(DIRECTION):
Transcribe the records line for line, starting at the line that contains "right-column: Byen 12" and ending at the line that contains "371, 556, 372]", with both of those lines included.
======== EXERCISE DATA ========
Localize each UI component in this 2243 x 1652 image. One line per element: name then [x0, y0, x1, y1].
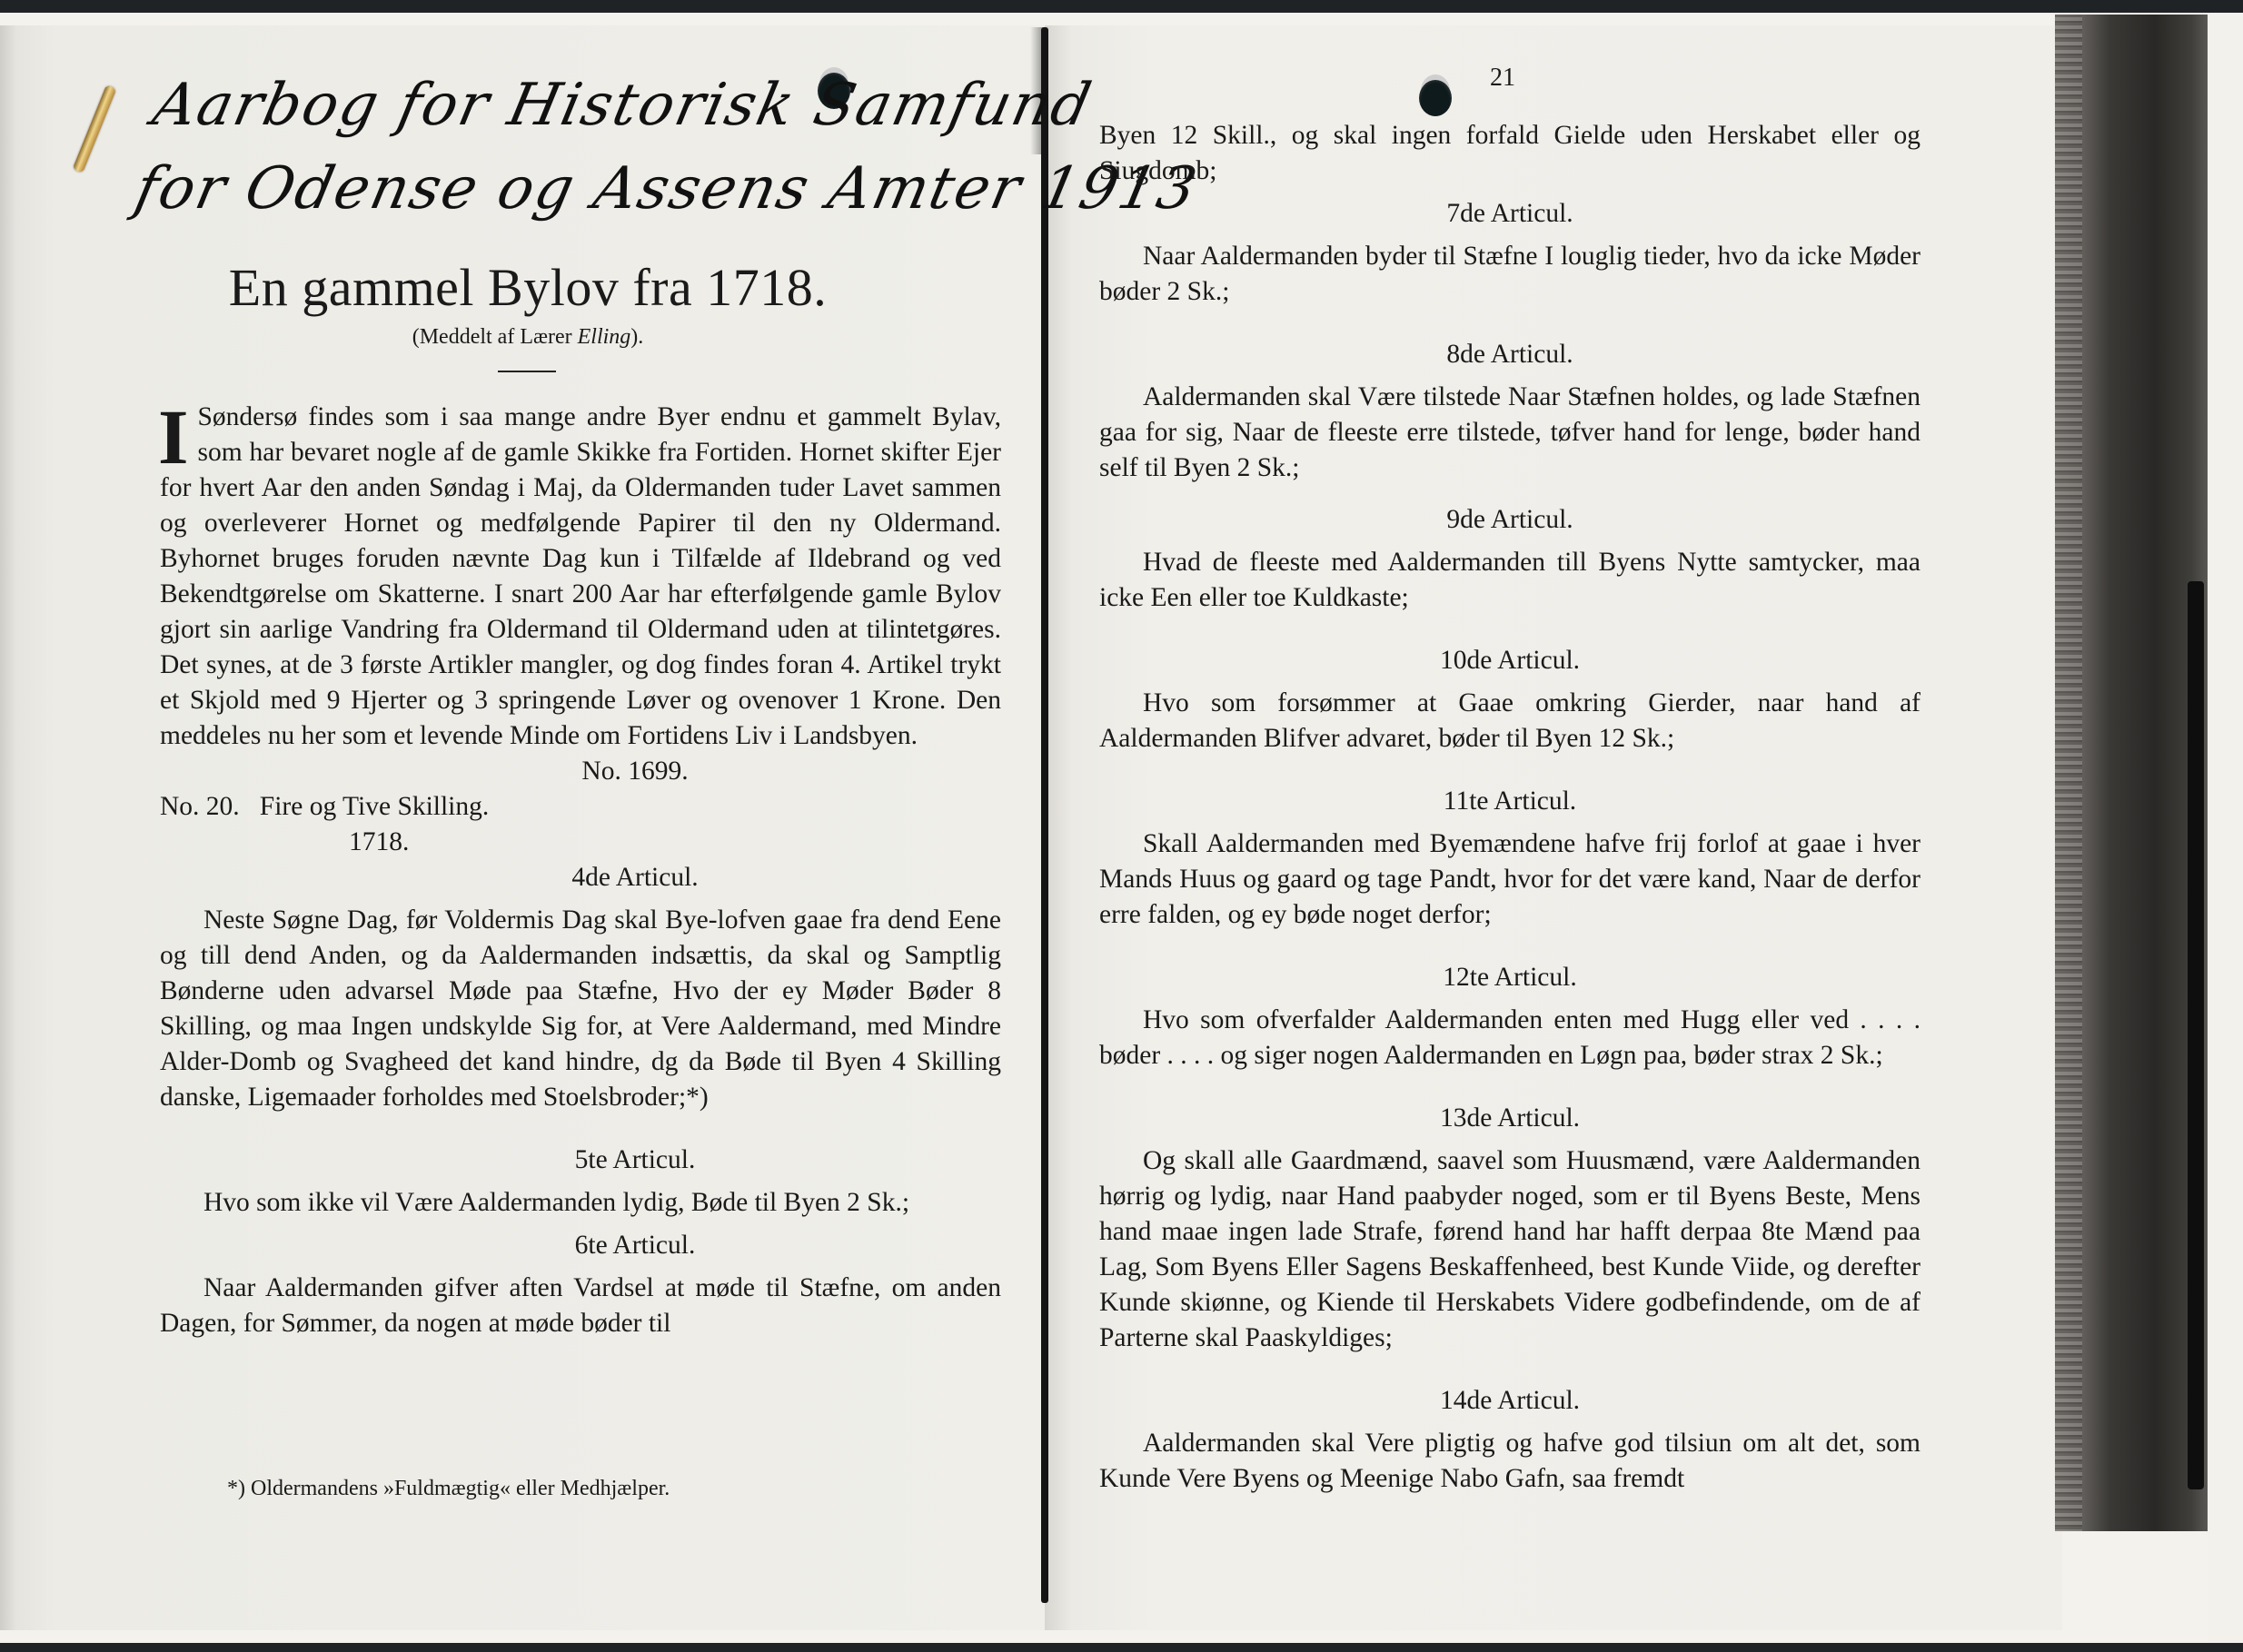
right-column: Byen 12 Skill., og skal ingen forfald Gi…	[1099, 118, 1920, 1497]
stamp-line: No. 20. Fire og Tive Skilling.	[160, 789, 1001, 825]
binding-bar	[2188, 581, 2204, 1489]
drop-cap: I	[158, 405, 188, 469]
handwritten-line-1: Aarbog for Historisk Samfund	[145, 64, 1063, 147]
title-divider	[498, 371, 556, 372]
article-text: Naar Aaldermanden byder til Stæfne I lou…	[1099, 239, 1920, 310]
article-text: Aaldermanden skal Være tilstede Naar Stæ…	[1099, 380, 1920, 486]
article-text: Skall Aaldermanden med Byemændene hafve …	[1099, 826, 1920, 933]
article-heading: 6te Articul.	[160, 1228, 1001, 1263]
article-heading: 7de Articul.	[1099, 196, 1920, 232]
binding-texture	[2055, 15, 2082, 1531]
byline: (Meddelt af Lærer Elling).	[160, 323, 896, 351]
article-text: Hvad de fleeste med Aaldermanden till By…	[1099, 545, 1920, 616]
article-text: Hvo som ofverfalder Aaldermanden enten m…	[1099, 1003, 1920, 1073]
page-title: En gammel Bylov fra 1718.	[160, 256, 896, 320]
continuation-text: Byen 12 Skill., og skal ingen forfald Gi…	[1099, 118, 1920, 189]
article-heading: 9de Articul.	[1099, 502, 1920, 538]
year-line: 1718.	[160, 825, 1001, 860]
article-heading: 5te Articul.	[160, 1143, 1001, 1178]
page-number: 21	[1490, 64, 1515, 93]
article-text: Naar Aaldermanden gifver aften Vardsel a…	[160, 1271, 1001, 1341]
page-gutter-divider	[1041, 27, 1048, 1603]
article-heading: 12te Articul.	[1099, 960, 1920, 995]
left-column: ISøndersø findes som i saa mange andre B…	[160, 400, 1001, 1341]
byline-author: Elling	[578, 325, 631, 349]
article-text: Hvo som forsømmer at Gaae omkring Gierde…	[1099, 686, 1920, 757]
article-heading: 8de Articul.	[1099, 337, 1920, 372]
article-heading: 10de Articul.	[1099, 643, 1920, 678]
handwritten-note: Aarbog for Historisk Samfund for Odense …	[127, 64, 1062, 231]
article-heading: 14de Articul.	[1099, 1383, 1920, 1419]
article-text: Hvo som ikke vil Være Aaldermanden lydig…	[160, 1185, 1001, 1221]
article-text: Aaldermanden skal Vere pligtig og hafve …	[1099, 1426, 1920, 1497]
handwritten-line-2: for Odense og Assens Amter 1913	[127, 147, 1045, 231]
article-text: Neste Søgne Dag, før Voldermis Dag skal …	[160, 903, 1001, 1115]
punch-hole-icon	[1419, 80, 1452, 116]
scan-margin	[2208, 15, 2243, 1643]
footnote: *) Oldermandens »Fuldmægtig« eller Medhj…	[227, 1475, 1008, 1502]
intro-paragraph: ISøndersø findes som i saa mange andre B…	[160, 400, 1001, 754]
article-text: Og skall alle Gaardmænd, saavel som Huus…	[1099, 1143, 1920, 1356]
article-heading: 11te Articul.	[1099, 784, 1920, 819]
document-number: No. 1699.	[160, 754, 1001, 789]
article-heading: 4de Articul.	[160, 860, 1001, 895]
article-heading: 13de Articul.	[1099, 1101, 1920, 1136]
========
(SOLUTION):
right-column: Byen 12 Skill., og skal ingen forfald Gi…	[1099, 118, 1920, 1497]
stamp-line: No. 20. Fire og Tive Skilling.	[160, 789, 1001, 825]
binding-bar	[2188, 581, 2204, 1489]
drop-cap: I	[158, 405, 188, 469]
handwritten-line-1: Aarbog for Historisk Samfund	[145, 64, 1063, 147]
title-divider	[498, 371, 556, 372]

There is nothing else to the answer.